» REQUIRED TASK
Gather each line in the entries that includes the string "Şekil".

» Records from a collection
┄┄┄┄┄┄
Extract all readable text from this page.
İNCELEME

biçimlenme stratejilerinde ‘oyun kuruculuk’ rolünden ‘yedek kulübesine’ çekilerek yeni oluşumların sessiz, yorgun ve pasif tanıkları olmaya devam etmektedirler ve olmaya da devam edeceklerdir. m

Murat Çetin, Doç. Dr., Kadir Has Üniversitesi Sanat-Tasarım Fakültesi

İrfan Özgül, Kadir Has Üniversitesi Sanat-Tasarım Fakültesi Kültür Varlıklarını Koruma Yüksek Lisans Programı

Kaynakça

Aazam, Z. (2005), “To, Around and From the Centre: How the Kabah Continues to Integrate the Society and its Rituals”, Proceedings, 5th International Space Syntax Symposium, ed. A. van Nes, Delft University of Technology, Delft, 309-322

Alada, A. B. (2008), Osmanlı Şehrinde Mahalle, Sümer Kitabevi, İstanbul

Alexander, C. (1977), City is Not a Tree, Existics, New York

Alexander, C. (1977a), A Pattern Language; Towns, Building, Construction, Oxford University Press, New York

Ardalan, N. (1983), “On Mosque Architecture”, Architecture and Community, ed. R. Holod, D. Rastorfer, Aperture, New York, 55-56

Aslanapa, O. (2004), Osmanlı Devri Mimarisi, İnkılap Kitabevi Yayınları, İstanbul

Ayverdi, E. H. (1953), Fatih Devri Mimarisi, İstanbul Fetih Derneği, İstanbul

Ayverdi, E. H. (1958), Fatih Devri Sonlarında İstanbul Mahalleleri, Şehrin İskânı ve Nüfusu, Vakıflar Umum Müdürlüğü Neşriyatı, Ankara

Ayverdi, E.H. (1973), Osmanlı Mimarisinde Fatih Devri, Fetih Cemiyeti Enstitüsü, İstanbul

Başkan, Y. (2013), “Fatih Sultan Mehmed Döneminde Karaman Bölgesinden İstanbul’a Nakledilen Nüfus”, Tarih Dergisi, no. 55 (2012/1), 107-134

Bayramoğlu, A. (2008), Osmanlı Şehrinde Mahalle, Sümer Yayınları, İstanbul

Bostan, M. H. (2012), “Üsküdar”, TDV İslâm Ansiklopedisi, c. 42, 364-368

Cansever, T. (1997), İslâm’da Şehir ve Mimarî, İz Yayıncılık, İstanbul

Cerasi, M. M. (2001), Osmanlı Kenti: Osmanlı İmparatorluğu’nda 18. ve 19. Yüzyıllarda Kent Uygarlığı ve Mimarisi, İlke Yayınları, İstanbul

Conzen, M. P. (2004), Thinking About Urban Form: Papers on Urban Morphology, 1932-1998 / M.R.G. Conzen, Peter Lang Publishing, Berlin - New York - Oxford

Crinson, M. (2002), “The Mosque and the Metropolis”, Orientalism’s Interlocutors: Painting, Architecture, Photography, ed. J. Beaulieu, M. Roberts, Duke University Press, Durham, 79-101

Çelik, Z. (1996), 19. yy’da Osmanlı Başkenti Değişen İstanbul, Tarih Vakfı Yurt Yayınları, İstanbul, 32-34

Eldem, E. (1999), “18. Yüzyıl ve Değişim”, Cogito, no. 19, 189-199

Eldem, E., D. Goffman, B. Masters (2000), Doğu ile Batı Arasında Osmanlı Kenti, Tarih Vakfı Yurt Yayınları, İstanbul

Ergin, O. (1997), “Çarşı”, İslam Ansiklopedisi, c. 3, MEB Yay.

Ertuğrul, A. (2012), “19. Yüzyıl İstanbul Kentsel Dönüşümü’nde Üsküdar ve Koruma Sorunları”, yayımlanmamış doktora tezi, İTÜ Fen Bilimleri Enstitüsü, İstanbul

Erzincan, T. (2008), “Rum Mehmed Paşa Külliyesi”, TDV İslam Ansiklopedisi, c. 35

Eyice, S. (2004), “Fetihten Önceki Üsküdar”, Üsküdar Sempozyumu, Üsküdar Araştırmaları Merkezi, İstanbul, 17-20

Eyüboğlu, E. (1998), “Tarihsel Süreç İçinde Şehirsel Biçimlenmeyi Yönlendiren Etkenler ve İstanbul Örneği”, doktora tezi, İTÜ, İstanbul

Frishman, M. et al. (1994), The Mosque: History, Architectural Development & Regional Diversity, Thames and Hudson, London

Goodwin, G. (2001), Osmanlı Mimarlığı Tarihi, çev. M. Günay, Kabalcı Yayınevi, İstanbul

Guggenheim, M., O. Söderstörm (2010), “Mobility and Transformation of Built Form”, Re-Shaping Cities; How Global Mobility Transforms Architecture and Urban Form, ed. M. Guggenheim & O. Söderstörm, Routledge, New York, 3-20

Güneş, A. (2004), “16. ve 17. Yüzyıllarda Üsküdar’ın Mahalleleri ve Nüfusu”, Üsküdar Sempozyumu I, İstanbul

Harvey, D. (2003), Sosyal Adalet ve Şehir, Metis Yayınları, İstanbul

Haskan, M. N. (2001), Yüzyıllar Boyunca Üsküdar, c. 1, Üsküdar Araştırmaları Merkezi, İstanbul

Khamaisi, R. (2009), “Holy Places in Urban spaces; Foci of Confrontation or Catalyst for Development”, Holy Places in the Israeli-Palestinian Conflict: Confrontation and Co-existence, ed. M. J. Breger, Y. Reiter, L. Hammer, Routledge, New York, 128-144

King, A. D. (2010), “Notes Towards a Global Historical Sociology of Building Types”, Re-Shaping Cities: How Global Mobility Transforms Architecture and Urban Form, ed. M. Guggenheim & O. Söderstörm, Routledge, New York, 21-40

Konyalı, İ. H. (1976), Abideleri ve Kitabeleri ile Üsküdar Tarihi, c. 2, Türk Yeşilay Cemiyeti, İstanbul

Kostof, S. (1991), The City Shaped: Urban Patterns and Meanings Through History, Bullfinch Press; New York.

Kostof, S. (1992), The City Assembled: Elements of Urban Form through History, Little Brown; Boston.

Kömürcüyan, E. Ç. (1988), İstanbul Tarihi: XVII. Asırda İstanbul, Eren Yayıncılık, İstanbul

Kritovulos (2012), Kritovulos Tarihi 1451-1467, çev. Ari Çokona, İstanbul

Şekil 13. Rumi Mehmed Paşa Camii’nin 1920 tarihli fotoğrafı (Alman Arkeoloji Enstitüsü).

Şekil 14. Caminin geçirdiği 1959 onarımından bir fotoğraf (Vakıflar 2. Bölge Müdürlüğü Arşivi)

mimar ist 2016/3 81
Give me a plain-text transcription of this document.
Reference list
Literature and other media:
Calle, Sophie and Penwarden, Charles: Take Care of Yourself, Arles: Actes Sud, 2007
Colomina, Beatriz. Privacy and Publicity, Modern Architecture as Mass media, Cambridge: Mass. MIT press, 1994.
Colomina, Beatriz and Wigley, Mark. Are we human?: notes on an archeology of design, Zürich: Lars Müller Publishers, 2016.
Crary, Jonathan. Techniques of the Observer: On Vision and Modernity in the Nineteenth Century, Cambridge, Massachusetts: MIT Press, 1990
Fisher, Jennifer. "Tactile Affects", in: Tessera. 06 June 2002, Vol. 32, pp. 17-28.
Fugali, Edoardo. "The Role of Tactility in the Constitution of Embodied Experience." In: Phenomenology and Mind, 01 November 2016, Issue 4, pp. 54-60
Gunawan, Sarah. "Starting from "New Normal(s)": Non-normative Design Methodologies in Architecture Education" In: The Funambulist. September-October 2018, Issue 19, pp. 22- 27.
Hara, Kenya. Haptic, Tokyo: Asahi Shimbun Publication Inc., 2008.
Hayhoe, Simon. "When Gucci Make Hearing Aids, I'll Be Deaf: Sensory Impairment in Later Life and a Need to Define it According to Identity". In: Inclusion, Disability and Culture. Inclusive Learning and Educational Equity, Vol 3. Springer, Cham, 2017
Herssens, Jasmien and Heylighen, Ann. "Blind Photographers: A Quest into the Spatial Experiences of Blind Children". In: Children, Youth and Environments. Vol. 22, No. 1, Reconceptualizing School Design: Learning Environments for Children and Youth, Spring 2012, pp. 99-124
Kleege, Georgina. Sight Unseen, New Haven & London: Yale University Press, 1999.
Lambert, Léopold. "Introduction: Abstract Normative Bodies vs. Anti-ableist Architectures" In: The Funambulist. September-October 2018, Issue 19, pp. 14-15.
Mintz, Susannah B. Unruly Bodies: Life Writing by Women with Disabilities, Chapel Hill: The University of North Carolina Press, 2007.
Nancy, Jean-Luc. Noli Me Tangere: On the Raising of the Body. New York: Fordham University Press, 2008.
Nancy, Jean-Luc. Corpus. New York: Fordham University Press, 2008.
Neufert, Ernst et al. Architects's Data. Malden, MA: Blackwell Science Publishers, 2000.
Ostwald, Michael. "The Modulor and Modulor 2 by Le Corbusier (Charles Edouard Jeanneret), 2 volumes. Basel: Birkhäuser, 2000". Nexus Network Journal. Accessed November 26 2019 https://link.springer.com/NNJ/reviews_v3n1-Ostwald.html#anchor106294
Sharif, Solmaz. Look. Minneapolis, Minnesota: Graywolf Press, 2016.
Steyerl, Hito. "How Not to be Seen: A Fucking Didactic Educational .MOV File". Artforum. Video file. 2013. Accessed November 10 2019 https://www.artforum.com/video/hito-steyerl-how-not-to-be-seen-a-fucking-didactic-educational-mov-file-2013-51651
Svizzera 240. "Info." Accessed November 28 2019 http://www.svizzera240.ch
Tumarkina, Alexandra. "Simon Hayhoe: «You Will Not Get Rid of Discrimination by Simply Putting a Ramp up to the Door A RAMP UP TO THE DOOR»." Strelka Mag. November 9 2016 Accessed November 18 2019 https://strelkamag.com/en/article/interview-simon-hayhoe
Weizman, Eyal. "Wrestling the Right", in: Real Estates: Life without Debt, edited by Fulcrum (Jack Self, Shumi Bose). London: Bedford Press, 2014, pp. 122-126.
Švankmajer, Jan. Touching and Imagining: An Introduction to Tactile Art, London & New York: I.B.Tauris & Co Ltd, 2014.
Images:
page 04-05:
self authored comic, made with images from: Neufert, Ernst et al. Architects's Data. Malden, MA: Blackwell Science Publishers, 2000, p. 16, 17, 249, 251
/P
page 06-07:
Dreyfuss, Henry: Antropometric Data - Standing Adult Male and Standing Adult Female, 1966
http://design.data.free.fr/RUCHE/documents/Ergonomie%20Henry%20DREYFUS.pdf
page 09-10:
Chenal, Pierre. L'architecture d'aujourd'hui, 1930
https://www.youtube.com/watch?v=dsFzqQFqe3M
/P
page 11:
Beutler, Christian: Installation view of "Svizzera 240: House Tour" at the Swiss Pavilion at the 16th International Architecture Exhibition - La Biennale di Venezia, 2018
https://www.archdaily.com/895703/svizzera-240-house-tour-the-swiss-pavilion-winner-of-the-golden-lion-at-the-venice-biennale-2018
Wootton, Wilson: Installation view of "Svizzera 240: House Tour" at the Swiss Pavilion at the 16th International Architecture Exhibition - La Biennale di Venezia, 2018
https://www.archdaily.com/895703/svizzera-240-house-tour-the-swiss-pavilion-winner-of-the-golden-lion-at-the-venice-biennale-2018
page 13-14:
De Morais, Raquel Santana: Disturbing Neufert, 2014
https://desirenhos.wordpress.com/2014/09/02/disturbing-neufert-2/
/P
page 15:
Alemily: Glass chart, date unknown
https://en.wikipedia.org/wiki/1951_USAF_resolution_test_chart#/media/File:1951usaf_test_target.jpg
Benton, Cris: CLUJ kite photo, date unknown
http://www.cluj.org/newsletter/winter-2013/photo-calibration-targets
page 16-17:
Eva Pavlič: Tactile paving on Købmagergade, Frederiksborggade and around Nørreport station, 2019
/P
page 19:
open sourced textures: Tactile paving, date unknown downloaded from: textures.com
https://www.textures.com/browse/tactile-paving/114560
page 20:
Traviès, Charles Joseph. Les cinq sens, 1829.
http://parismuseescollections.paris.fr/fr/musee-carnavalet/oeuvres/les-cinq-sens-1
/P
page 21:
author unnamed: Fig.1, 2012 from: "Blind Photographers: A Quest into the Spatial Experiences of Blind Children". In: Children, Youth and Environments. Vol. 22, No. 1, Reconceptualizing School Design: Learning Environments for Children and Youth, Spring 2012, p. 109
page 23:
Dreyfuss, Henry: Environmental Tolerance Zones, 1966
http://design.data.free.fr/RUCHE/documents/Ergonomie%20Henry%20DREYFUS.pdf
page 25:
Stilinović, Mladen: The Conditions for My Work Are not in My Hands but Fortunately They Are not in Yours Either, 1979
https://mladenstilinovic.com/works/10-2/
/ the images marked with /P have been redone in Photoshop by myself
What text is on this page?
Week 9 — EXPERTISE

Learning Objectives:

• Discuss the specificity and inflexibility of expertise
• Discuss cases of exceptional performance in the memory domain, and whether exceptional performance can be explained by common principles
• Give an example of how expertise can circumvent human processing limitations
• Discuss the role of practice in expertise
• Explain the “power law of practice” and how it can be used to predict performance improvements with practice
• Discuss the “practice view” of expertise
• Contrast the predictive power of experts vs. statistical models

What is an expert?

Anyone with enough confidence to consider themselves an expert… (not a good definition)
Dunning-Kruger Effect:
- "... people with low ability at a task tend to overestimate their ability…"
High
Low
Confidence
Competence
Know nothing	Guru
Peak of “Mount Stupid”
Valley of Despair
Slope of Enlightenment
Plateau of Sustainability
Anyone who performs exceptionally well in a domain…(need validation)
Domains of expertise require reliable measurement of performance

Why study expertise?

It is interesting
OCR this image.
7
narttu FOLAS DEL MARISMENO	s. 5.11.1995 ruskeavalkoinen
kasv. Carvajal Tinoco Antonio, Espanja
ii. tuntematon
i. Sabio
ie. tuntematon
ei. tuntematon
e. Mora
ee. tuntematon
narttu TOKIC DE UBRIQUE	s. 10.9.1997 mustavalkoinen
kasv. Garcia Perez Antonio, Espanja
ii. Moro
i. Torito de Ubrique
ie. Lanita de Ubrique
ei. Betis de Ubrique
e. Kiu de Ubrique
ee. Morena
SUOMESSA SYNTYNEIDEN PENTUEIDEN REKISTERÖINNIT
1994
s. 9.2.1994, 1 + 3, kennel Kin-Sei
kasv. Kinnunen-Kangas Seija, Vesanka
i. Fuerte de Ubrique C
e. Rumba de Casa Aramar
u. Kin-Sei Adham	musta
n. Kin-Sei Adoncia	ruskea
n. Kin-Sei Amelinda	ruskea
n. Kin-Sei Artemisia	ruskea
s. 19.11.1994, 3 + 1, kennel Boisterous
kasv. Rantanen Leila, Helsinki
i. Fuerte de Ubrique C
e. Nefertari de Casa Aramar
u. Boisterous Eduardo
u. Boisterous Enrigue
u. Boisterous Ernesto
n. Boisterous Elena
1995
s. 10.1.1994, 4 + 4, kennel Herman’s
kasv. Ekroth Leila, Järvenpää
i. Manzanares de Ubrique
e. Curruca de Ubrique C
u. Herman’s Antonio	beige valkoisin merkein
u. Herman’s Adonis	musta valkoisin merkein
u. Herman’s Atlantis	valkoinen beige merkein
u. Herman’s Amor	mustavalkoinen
┄┄┄┄┄┄
» RESULT FOR THIS EXERCISE
Şekil 13. Rumi Mehmed Paşa Camii’nin 1920 tarihli fotoğrafı (Alman Arkeoloji Enstitüsü).
Şekil 14. Caminin geçirdiği 1959 onarımından bir fotoğraf (Vakıflar 2. Bölge Müdürlüğü Arşivi)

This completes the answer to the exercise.